>> Start ITEMS

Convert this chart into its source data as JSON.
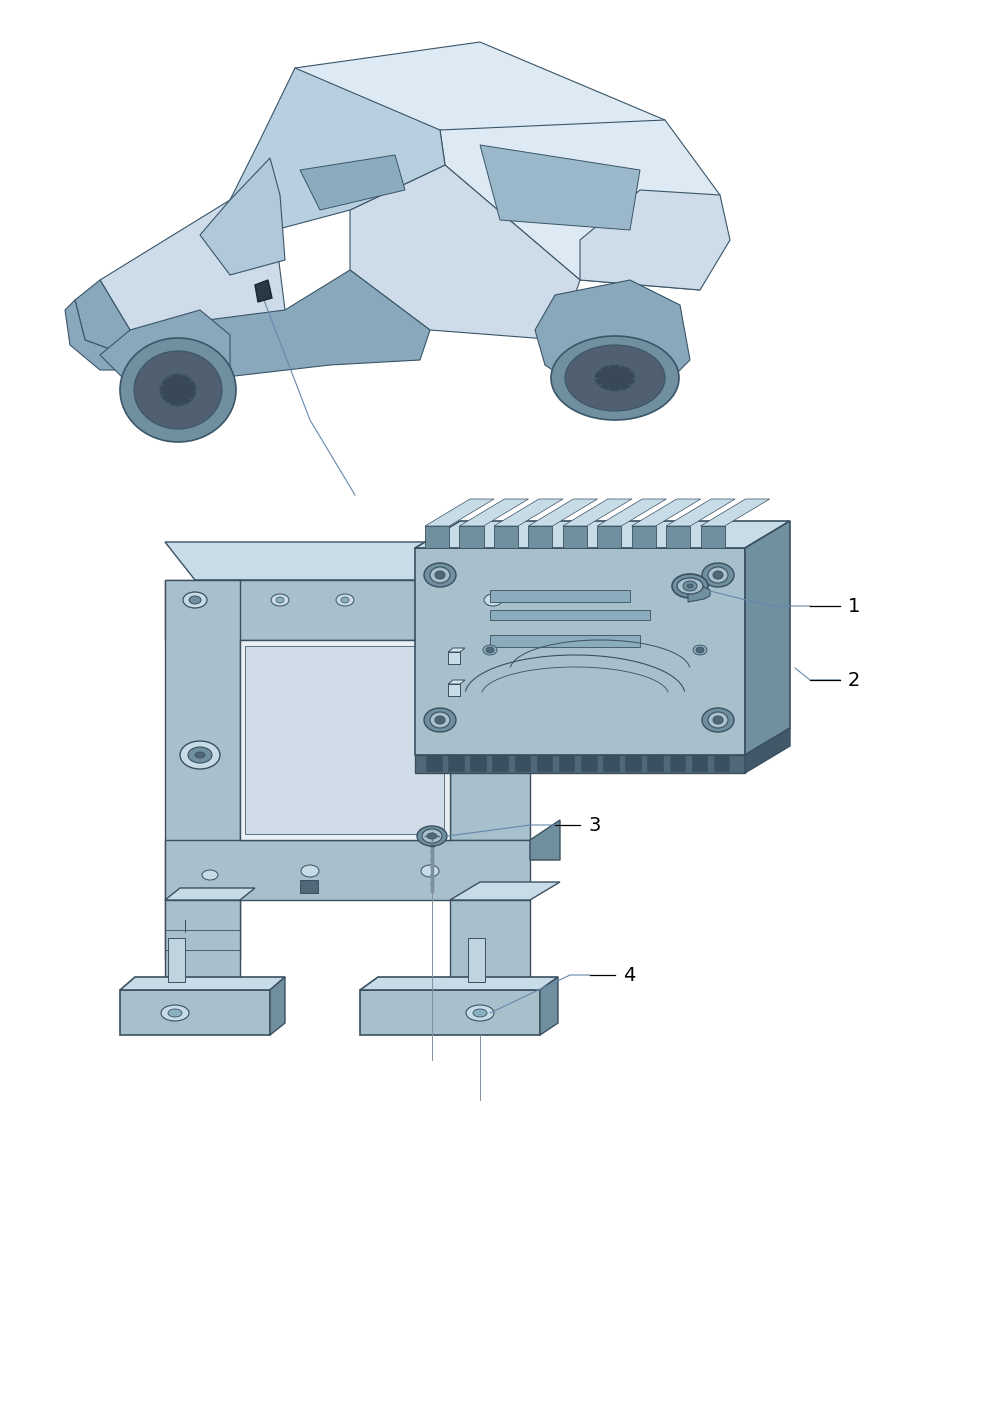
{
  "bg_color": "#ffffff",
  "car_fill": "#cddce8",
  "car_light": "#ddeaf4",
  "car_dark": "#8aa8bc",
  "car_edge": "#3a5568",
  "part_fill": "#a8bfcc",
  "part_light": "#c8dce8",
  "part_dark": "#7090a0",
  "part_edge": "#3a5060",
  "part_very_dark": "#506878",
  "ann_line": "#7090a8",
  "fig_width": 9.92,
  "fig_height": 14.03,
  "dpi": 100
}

>> End ITEMS

● **WORK INSTRUCTIONS**:
Write the records above out again exactly, with no pictures in your copy.

● **TASK SOLUTION**:
Convert this chart into its source data as JSON.
{
  "bg_color": "#ffffff",
  "car_fill": "#cddce8",
  "car_light": "#ddeaf4",
  "car_dark": "#8aa8bc",
  "car_edge": "#3a5568",
  "part_fill": "#a8bfcc",
  "part_light": "#c8dce8",
  "part_dark": "#7090a0",
  "part_edge": "#3a5060",
  "part_very_dark": "#506878",
  "ann_line": "#7090a8",
  "fig_width": 9.92,
  "fig_height": 14.03,
  "dpi": 100
}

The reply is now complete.